Layout element annotations

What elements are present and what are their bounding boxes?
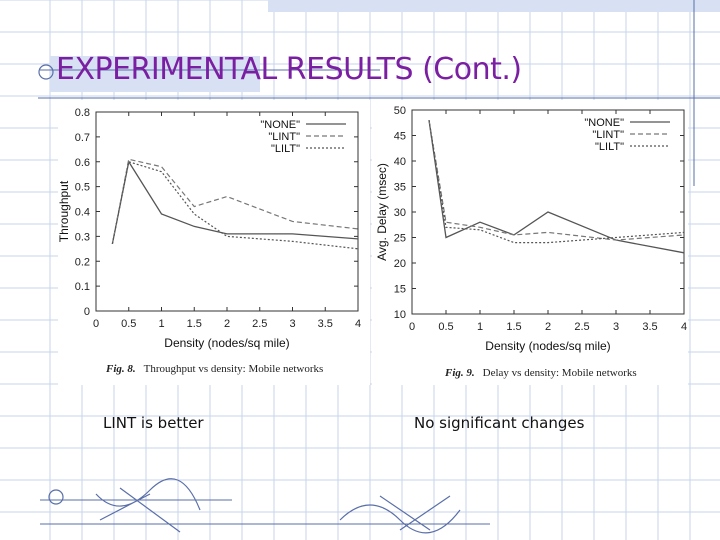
y-tick-label: 20: [394, 258, 406, 270]
caption-label: Fig. 8.: [106, 363, 136, 375]
throughput-chart: 0 0.5 1 1.5 2 2.5 3 3.5 4 0 0.1 0.2 0.3 0.4 0.5 0.6 0.7 0…: [57, 107, 361, 350]
slide-title: EXPERIMENTAL RESULTS (Cont.): [56, 52, 522, 87]
legend-label-0: "NONE": [260, 119, 300, 131]
y-tick-label: 0.1: [75, 281, 90, 293]
note-left: LINT is better: [103, 414, 204, 432]
legend-label-1: "LINT": [268, 131, 300, 143]
plot-frame: [95, 111, 359, 312]
y-tick-label: 30: [394, 207, 406, 219]
x-tick-label: 4: [355, 318, 361, 330]
note-right: No significant changes: [414, 414, 585, 432]
x-tick-label: 1: [477, 321, 483, 333]
legend-label-1: "LINT": [592, 129, 624, 141]
legend-label-2: "LILT": [271, 143, 300, 155]
throughput-figure: 0 0.5 1 1.5 2 2.5 3 3.5 4 0 0.1 0.2 0.3 0.4 0.5 0.6 0.7 0…: [57, 100, 370, 385]
legend-label-0: "NONE": [584, 117, 624, 129]
figure-caption: Fig. 8. Throughput vs density: Mobile net…: [106, 363, 323, 375]
y-tick-label: 0.5: [75, 182, 90, 194]
y-tick-label: 0.3: [75, 231, 90, 243]
x-tick-label: 0.5: [438, 321, 453, 333]
x-tick-label: 3.5: [642, 321, 657, 333]
caption-text: Throughput vs density: Mobile networks: [143, 363, 324, 375]
ornament-circle: [38, 64, 54, 80]
caption-text: Delay vs density: Mobile networks: [482, 367, 637, 379]
y-tick-label: 40: [394, 156, 406, 168]
x-tick-label: 1.5: [187, 318, 202, 330]
y-tick-label: 0.2: [75, 256, 90, 268]
ornament-circle: [48, 489, 64, 505]
y-tick-label: 35: [394, 182, 406, 194]
y-tick-label: 0: [84, 306, 90, 318]
x-tick-label: 0: [93, 318, 99, 330]
y-tick-label: 0.7: [75, 132, 90, 144]
series-line-1: [111, 158, 359, 244]
y-tick-label: 15: [394, 284, 406, 296]
series-line-1: [428, 120, 685, 241]
ornament-swirl: [95, 478, 201, 533]
delay-figure: 0 0.5 1 1.5 2 2.5 3 3.5 4 10 15 20 25 30 35 40 45 50 Densi…: [372, 100, 688, 385]
y-tick-label: 25: [394, 233, 406, 245]
y-tick-label: 0.8: [75, 107, 90, 119]
y-axis-label: Throughput: [57, 180, 71, 242]
y-tick-label: 45: [394, 131, 406, 143]
x-tick-label: 2.5: [252, 318, 267, 330]
y-tick-label: 0.6: [75, 157, 90, 169]
series-line-0: [428, 120, 685, 254]
series-line-2: [428, 120, 685, 244]
x-tick-label: 3: [613, 321, 619, 333]
x-tick-label: 1.5: [506, 321, 521, 333]
figure-caption: Fig. 9. Delay vs density: Mobile networks: [445, 367, 637, 379]
series-line-0: [111, 160, 359, 244]
x-tick-label: 3.5: [318, 318, 333, 330]
caption-label: Fig. 9.: [445, 367, 475, 379]
x-axis-label: Density (nodes/sq mile): [485, 339, 610, 353]
x-tick-label: 0.5: [121, 318, 136, 330]
ornament-swirl: [339, 495, 461, 534]
x-axis-label: Density (nodes/sq mile): [164, 336, 289, 350]
x-tick-label: 1: [158, 318, 164, 330]
x-tick-label: 2.5: [574, 321, 589, 333]
y-axis-label: Avg. Delay (msec): [375, 163, 389, 261]
x-tick-label: 3: [289, 318, 295, 330]
series-line-2: [111, 160, 359, 250]
x-tick-label: 4: [681, 321, 687, 333]
y-tick-label: 10: [394, 309, 406, 321]
title-highlight-bar: [50, 56, 260, 92]
x-tick-label: 0: [409, 321, 415, 333]
x-tick-label: 2: [545, 321, 551, 333]
legend-label-2: "LILT": [595, 141, 624, 153]
y-tick-label: 50: [394, 105, 406, 117]
y-tick-label: 0.4: [75, 207, 90, 219]
header-bar: [268, 0, 720, 12]
delay-chart: 0 0.5 1 1.5 2 2.5 3 3.5 4 10 15 20 25 30 35 40 45 50 Densi…: [375, 105, 687, 353]
x-tick-label: 2: [224, 318, 230, 330]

Your instructions | Extract every line of the data above that contains the string "swirl", treating uppercase and lowercase as distinct.

Result of this task |
ornament-swirl: [95, 478, 201, 533]
ornament-swirl: [339, 495, 461, 534]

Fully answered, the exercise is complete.